Problem description>
Do not copy the pictures; transcribe all other material exactly.

Data section>

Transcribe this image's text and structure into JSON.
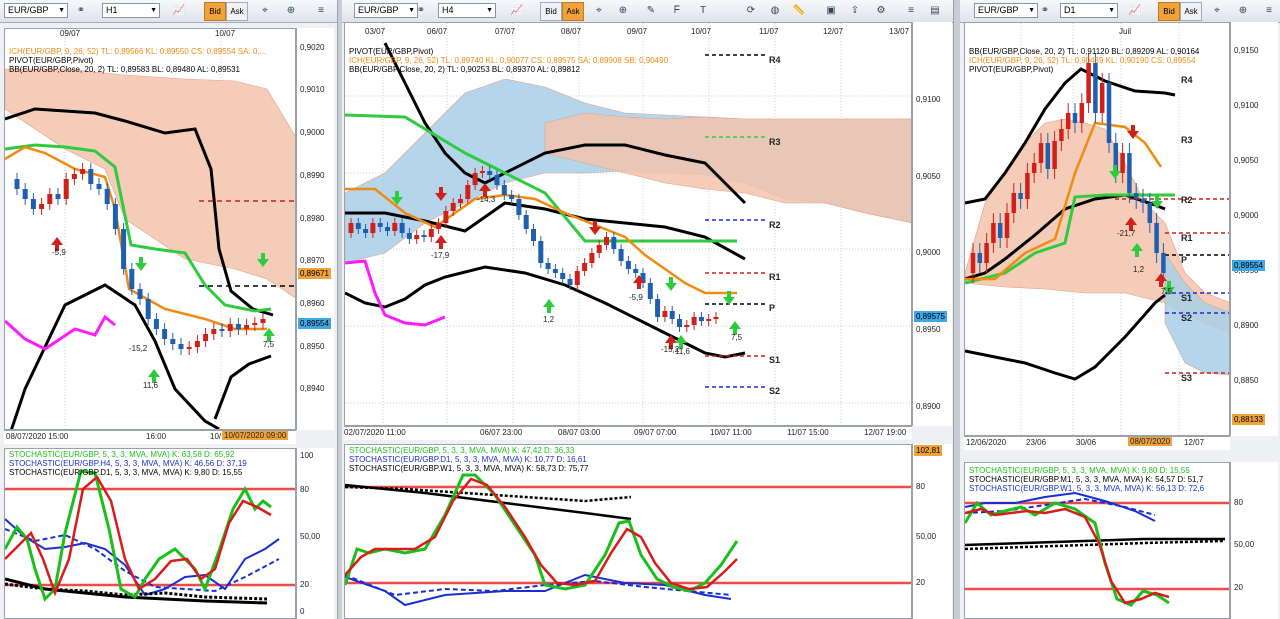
{
  "colors": {
    "bull": "#1f5fae",
    "bear": "#d0201c",
    "ich_kijun": "#2ecb3f",
    "ich_tenkan": "#f08a12",
    "bb": "#000000",
    "pivot_r": "#c8201c",
    "pivot_s": "#1a2fd0",
    "stoch_k": "#19c019",
    "stoch_d": "#d81c1c",
    "level": "#ee4a4a",
    "magenta": "#ff1aff",
    "cloud_up": "#a8cfe6",
    "cloud_dn": "#f2c3ac"
  },
  "windows": [
    {
      "symbol": "EUR/GBP",
      "timeframe": "H1",
      "bid_label": "Bid",
      "ask_label": "Ask",
      "active": "bid",
      "top_dates": [
        "09/07",
        "10/07"
      ],
      "legend": [
        {
          "text": "ICH(EUR/GBP, 9, 26, 52)   TL: 0,89566   KL: 0,89550   CS: 0,89554   SA: 0,...",
          "color": "#f08a12"
        },
        {
          "text": "PIVOT(EUR/GBP,Pivot)",
          "color": "#000000"
        },
        {
          "text": "BB(EUR/GBP,Close, 20, 2)   TL: 0,89583   BL: 0,89480   AL: 0,89531",
          "color": "#000000"
        }
      ],
      "y_ticks": [
        "0,9020",
        "0,9010",
        "0,9000",
        "0,8990",
        "0,8980",
        "0,8970",
        "0,8960",
        "0,8950",
        "0,8940"
      ],
      "price_tags": [
        {
          "text": "0,89671",
          "bg": "#f0a33a"
        },
        {
          "text": "0,89554",
          "bg": "#3fa7e3"
        }
      ],
      "x_labels": [
        "08/07/2020 15:00",
        "16:00",
        "10/"
      ],
      "x_time_tag": "10/07/2020 09:00",
      "delta_labels": [
        "-5,9",
        "-15,2",
        "11,6",
        "7,5"
      ],
      "stoch_legend": [
        {
          "text": "STOCHASTIC(EUR/GBP, 5, 3, 3, MVA, MVA)   K: 63,58   D: 65,92",
          "color": "#19c019"
        },
        {
          "text": "STOCHASTIC(EUR/GBP.H4, 5, 3, 3, MVA, MVA)   K: 46,56   D: 37,19",
          "color": "#1a2fd0"
        },
        {
          "text": "STOCHASTIC(EUR/GBP.D1, 5, 3, 3, MVA, MVA)   K: 9,80   D: 15,55",
          "color": "#000000"
        }
      ],
      "stoch_ticks": [
        "100",
        "80",
        "50,00",
        "20",
        "0"
      ]
    },
    {
      "symbol": "EUR/GBP",
      "timeframe": "H4",
      "bid_label": "Bid",
      "ask_label": "Ask",
      "active": "ask",
      "top_dates": [
        "03/07",
        "06/07",
        "07/07",
        "08/07",
        "09/07",
        "10/07",
        "11/07",
        "12/07",
        "13/07"
      ],
      "legend": [
        {
          "text": "PIVOT(EUR/GBP,Pivot)",
          "color": "#000000"
        },
        {
          "text": "ICH(EUR/GBP, 9, 26, 52)   TL: 0,89740   KL: 0,90077   CS: 0,89575   SA: 0,89908   SB: 0,90490",
          "color": "#f08a12"
        },
        {
          "text": "BB(EUR/GBP,Close, 20, 2)   TL: 0,90253   BL: 0,89370   AL: 0,89812",
          "color": "#000000"
        }
      ],
      "y_ticks": [
        "0,9100",
        "0,9050",
        "0,9000",
        "0,8950",
        "0,8900"
      ],
      "price_tags": [
        {
          "text": "0,89575",
          "bg": "#3fa7e3"
        }
      ],
      "pivot_labels": [
        "R4",
        "R3",
        "R2",
        "R1",
        "P",
        "S1",
        "S2"
      ],
      "x_labels": [
        "02/07/2020 11:00",
        "06/07 23:00",
        "08/07 03:00",
        "09/07 07:00",
        "10/07 11:00",
        "11/07 15:00",
        "12/07 19:00"
      ],
      "delta_labels": [
        "-17,9",
        "-14,3",
        "1,2",
        "-5,9",
        "-15,2",
        "11,6",
        "7,5"
      ],
      "stoch_legend": [
        {
          "text": "STOCHASTIC(EUR/GBP, 5, 3, 3, MVA, MVA)   K: 47,42   D: 36,33",
          "color": "#19c019"
        },
        {
          "text": "STOCHASTIC(EUR/GBP.D1, 5, 3, 3, MVA, MVA)   K: 10,77   D: 16,61",
          "color": "#1a2fd0"
        },
        {
          "text": "STOCHASTIC(EUR/GBP.W1, 5, 3, 3, MVA, MVA)   K: 58,73   D: 75,77",
          "color": "#000000"
        }
      ],
      "stoch_tag": "102,81",
      "stoch_ticks": [
        "80",
        "50,00",
        "20"
      ]
    },
    {
      "symbol": "EUR/GBP",
      "timeframe": "D1",
      "bid_label": "Bid",
      "ask_label": "Ask",
      "active": "bid",
      "top_dates": [
        "Juil"
      ],
      "legend": [
        {
          "text": "BB(EUR/GBP,Close, 20, 2)   TL: 0,91120   BL: 0,89209   AL: 0,90164",
          "color": "#000000"
        },
        {
          "text": "ICH(EUR/GBP, 9, 26, 52)   TL: 0,90439   KL: 0,90190   CS: 0,89554",
          "color": "#f08a12"
        },
        {
          "text": "PIVOT(EUR/GBP,Pivot)",
          "color": "#000000"
        }
      ],
      "y_ticks": [
        "0,9150",
        "0,9100",
        "0,9050",
        "0,9000",
        "0,8950",
        "0,8900",
        "0,8850"
      ],
      "price_tags": [
        {
          "text": "0,89554",
          "bg": "#3fa7e3"
        },
        {
          "text": "0,88133",
          "bg": "#f0a33a"
        }
      ],
      "pivot_labels": [
        "R4",
        "R3",
        "R2",
        "R1",
        "P",
        "S1",
        "S2",
        "S3"
      ],
      "x_labels": [
        "12/06/2020",
        "23/06",
        "30/06",
        "12/07"
      ],
      "x_time_tag": "08/07/2020",
      "delta_labels": [
        "-21,7",
        "1,2",
        "7,5"
      ],
      "stoch_legend": [
        {
          "text": "STOCHASTIC(EUR/GBP, 5, 3, 3, MVA, MVA)   K: 9,80   D: 15,55",
          "color": "#19c019"
        },
        {
          "text": "STOCHASTIC(EUR/GBP.M1, 5, 3, 3, MVA, MVA)   K: 54,57   D: 51,7",
          "color": "#000000"
        },
        {
          "text": "STOCHASTIC(EUR/GBP.W1, 5, 3, 3, MVA, MVA)   K: 56,13   D: 72,6",
          "color": "#1a2fd0"
        }
      ],
      "stoch_ticks": [
        "80",
        "50,00",
        "20"
      ]
    }
  ]
}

Task answer>
Transcribe this image's text and structure into JSON.
{
  "colors": {
    "bull": "#1f5fae",
    "bear": "#d0201c",
    "ich_kijun": "#2ecb3f",
    "ich_tenkan": "#f08a12",
    "bb": "#000000",
    "pivot_r": "#c8201c",
    "pivot_s": "#1a2fd0",
    "stoch_k": "#19c019",
    "stoch_d": "#d81c1c",
    "level": "#ee4a4a",
    "magenta": "#ff1aff",
    "cloud_up": "#a8cfe6",
    "cloud_dn": "#f2c3ac"
  },
  "windows": [
    {
      "symbol": "EUR/GBP",
      "timeframe": "H1",
      "bid_label": "Bid",
      "ask_label": "Ask",
      "active": "bid",
      "top_dates": [
        "09/07",
        "10/07"
      ],
      "legend": [
        {
          "text": "ICH(EUR/GBP, 9, 26, 52)   TL: 0,89566   KL: 0,89550   CS: 0,89554   SA: 0,...",
          "color": "#f08a12"
        },
        {
          "text": "PIVOT(EUR/GBP,Pivot)",
          "color": "#000000"
        },
        {
          "text": "BB(EUR/GBP,Close, 20, 2)   TL: 0,89583   BL: 0,89480   AL: 0,89531",
          "color": "#000000"
        }
      ],
      "y_ticks": [
        "0,9020",
        "0,9010",
        "0,9000",
        "0,8990",
        "0,8980",
        "0,8970",
        "0,8960",
        "0,8950",
        "0,8940"
      ],
      "price_tags": [
        {
          "text": "0,89671",
          "bg": "#f0a33a"
        },
        {
          "text": "0,89554",
          "bg": "#3fa7e3"
        }
      ],
      "x_labels": [
        "08/07/2020 15:00",
        "16:00",
        "10/"
      ],
      "x_time_tag": "10/07/2020 09:00",
      "delta_labels": [
        "-5,9",
        "-15,2",
        "11,6",
        "7,5"
      ],
      "stoch_legend": [
        {
          "text": "STOCHASTIC(EUR/GBP, 5, 3, 3, MVA, MVA)   K: 63,58   D: 65,92",
          "color": "#19c019"
        },
        {
          "text": "STOCHASTIC(EUR/GBP.H4, 5, 3, 3, MVA, MVA)   K: 46,56   D: 37,19",
          "color": "#1a2fd0"
        },
        {
          "text": "STOCHASTIC(EUR/GBP.D1, 5, 3, 3, MVA, MVA)   K: 9,80   D: 15,55",
          "color": "#000000"
        }
      ],
      "stoch_ticks": [
        "100",
        "80",
        "50,00",
        "20",
        "0"
      ]
    },
    {
      "symbol": "EUR/GBP",
      "timeframe": "H4",
      "bid_label": "Bid",
      "ask_label": "Ask",
      "active": "ask",
      "top_dates": [
        "03/07",
        "06/07",
        "07/07",
        "08/07",
        "09/07",
        "10/07",
        "11/07",
        "12/07",
        "13/07"
      ],
      "legend": [
        {
          "text": "PIVOT(EUR/GBP,Pivot)",
          "color": "#000000"
        },
        {
          "text": "ICH(EUR/GBP, 9, 26, 52)   TL: 0,89740   KL: 0,90077   CS: 0,89575   SA: 0,89908   SB: 0,90490",
          "color": "#f08a12"
        },
        {
          "text": "BB(EUR/GBP,Close, 20, 2)   TL: 0,90253   BL: 0,89370   AL: 0,89812",
          "color": "#000000"
        }
      ],
      "y_ticks": [
        "0,9100",
        "0,9050",
        "0,9000",
        "0,8950",
        "0,8900"
      ],
      "price_tags": [
        {
          "text": "0,89575",
          "bg": "#3fa7e3"
        }
      ],
      "pivot_labels": [
        "R4",
        "R3",
        "R2",
        "R1",
        "P",
        "S1",
        "S2"
      ],
      "x_labels": [
        "02/07/2020 11:00",
        "06/07 23:00",
        "08/07 03:00",
        "09/07 07:00",
        "10/07 11:00",
        "11/07 15:00",
        "12/07 19:00"
      ],
      "delta_labels": [
        "-17,9",
        "-14,3",
        "1,2",
        "-5,9",
        "-15,2",
        "11,6",
        "7,5"
      ],
      "stoch_legend": [
        {
          "text": "STOCHASTIC(EUR/GBP, 5, 3, 3, MVA, MVA)   K: 47,42   D: 36,33",
          "color": "#19c019"
        },
        {
          "text": "STOCHASTIC(EUR/GBP.D1, 5, 3, 3, MVA, MVA)   K: 10,77   D: 16,61",
          "color": "#1a2fd0"
        },
        {
          "text": "STOCHASTIC(EUR/GBP.W1, 5, 3, 3, MVA, MVA)   K: 58,73   D: 75,77",
          "color": "#000000"
        }
      ],
      "stoch_tag": "102,81",
      "stoch_ticks": [
        "80",
        "50,00",
        "20"
      ]
    },
    {
      "symbol": "EUR/GBP",
      "timeframe": "D1",
      "bid_label": "Bid",
      "ask_label": "Ask",
      "active": "bid",
      "top_dates": [
        "Juil"
      ],
      "legend": [
        {
          "text": "BB(EUR/GBP,Close, 20, 2)   TL: 0,91120   BL: 0,89209   AL: 0,90164",
          "color": "#000000"
        },
        {
          "text": "ICH(EUR/GBP, 9, 26, 52)   TL: 0,90439   KL: 0,90190   CS: 0,89554",
          "color": "#f08a12"
        },
        {
          "text": "PIVOT(EUR/GBP,Pivot)",
          "color": "#000000"
        }
      ],
      "y_ticks": [
        "0,9150",
        "0,9100",
        "0,9050",
        "0,9000",
        "0,8950",
        "0,8900",
        "0,8850"
      ],
      "price_tags": [
        {
          "text": "0,89554",
          "bg": "#3fa7e3"
        },
        {
          "text": "0,88133",
          "bg": "#f0a33a"
        }
      ],
      "pivot_labels": [
        "R4",
        "R3",
        "R2",
        "R1",
        "P",
        "S1",
        "S2",
        "S3"
      ],
      "x_labels": [
        "12/06/2020",
        "23/06",
        "30/06",
        "12/07"
      ],
      "x_time_tag": "08/07/2020",
      "delta_labels": [
        "-21,7",
        "1,2",
        "7,5"
      ],
      "stoch_legend": [
        {
          "text": "STOCHASTIC(EUR/GBP, 5, 3, 3, MVA, MVA)   K: 9,80   D: 15,55",
          "color": "#19c019"
        },
        {
          "text": "STOCHASTIC(EUR/GBP.M1, 5, 3, 3, MVA, MVA)   K: 54,57   D: 51,7",
          "color": "#000000"
        },
        {
          "text": "STOCHASTIC(EUR/GBP.W1, 5, 3, 3, MVA, MVA)   K: 56,13   D: 72,6",
          "color": "#1a2fd0"
        }
      ],
      "stoch_ticks": [
        "80",
        "50,00",
        "20"
      ]
    }
  ]
}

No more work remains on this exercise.